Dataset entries
-- START --
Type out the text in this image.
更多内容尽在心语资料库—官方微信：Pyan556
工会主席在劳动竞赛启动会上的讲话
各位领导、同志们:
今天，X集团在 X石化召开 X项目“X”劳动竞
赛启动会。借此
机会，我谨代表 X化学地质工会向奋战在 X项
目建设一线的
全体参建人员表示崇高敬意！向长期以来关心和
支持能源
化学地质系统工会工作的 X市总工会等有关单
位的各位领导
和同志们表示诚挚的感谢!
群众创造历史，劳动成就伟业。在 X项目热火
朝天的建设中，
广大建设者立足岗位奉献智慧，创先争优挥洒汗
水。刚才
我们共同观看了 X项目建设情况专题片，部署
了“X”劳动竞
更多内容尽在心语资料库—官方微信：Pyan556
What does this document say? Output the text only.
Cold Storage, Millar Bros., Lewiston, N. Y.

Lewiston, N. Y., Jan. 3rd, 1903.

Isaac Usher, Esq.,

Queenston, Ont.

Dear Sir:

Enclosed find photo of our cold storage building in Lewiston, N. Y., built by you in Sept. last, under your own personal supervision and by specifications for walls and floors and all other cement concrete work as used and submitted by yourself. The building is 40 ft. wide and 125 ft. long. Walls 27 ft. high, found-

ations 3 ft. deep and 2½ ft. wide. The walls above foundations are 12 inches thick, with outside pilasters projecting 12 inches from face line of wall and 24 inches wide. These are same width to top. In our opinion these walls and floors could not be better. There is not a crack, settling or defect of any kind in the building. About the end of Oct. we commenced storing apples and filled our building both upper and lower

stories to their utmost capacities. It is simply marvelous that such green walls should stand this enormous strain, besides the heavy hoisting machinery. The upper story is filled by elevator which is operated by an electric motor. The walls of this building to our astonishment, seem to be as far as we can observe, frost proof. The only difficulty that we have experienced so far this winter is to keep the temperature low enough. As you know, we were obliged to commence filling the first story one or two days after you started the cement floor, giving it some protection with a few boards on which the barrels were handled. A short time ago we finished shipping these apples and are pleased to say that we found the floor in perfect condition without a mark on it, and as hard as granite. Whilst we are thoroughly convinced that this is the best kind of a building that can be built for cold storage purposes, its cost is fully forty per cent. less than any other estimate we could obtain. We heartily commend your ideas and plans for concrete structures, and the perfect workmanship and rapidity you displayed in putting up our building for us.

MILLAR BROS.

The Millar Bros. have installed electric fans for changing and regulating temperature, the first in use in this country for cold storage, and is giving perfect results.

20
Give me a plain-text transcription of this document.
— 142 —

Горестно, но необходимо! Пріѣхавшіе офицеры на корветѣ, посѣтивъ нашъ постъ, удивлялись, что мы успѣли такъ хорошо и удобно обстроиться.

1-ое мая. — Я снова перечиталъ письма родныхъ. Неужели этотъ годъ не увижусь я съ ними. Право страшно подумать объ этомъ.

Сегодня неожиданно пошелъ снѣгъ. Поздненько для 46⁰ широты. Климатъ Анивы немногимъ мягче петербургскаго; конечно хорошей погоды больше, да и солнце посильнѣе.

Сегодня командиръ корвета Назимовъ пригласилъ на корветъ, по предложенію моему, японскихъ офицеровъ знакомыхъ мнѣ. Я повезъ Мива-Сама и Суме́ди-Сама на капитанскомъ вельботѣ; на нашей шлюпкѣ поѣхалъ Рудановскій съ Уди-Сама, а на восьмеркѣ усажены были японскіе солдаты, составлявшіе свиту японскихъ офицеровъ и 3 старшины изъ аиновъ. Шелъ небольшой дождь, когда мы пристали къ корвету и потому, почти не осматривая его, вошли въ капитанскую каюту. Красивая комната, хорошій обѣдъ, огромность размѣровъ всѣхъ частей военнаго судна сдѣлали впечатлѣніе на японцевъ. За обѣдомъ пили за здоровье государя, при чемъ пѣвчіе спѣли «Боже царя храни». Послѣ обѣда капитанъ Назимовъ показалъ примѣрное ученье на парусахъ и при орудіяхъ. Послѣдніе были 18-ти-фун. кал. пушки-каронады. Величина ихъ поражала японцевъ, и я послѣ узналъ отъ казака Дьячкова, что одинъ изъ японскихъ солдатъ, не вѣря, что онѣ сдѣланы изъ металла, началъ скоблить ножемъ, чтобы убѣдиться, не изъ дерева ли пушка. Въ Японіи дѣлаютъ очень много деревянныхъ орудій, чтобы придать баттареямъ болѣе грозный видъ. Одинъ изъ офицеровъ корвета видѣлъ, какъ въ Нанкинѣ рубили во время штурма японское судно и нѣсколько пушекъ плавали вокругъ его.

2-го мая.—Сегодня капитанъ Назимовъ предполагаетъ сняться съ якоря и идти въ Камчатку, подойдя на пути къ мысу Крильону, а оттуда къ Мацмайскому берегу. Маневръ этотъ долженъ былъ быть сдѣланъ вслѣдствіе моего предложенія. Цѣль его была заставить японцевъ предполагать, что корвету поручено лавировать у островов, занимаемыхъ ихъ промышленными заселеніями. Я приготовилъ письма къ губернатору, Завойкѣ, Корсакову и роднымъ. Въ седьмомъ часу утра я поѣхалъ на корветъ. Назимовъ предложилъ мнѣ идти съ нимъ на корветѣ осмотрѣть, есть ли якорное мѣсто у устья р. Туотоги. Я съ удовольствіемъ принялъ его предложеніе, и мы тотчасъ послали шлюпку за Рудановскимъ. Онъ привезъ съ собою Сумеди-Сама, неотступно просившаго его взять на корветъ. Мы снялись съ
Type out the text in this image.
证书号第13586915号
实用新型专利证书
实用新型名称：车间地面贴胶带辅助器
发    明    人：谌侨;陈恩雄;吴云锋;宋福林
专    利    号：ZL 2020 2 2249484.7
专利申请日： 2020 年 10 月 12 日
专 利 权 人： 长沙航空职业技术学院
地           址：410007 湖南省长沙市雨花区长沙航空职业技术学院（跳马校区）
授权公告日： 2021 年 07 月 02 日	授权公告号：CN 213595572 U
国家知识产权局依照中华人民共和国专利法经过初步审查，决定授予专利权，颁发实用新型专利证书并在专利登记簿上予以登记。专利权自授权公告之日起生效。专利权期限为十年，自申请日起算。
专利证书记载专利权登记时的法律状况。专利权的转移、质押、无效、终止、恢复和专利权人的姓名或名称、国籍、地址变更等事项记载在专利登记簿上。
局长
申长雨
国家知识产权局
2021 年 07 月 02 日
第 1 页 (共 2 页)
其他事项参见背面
-- END --
_Exercise_. Which lines hold the word "document"? Copy each of them from the records.

_Output for this task_.
What does this document say? Output the text only.
Give me a plain-text transcription of this document.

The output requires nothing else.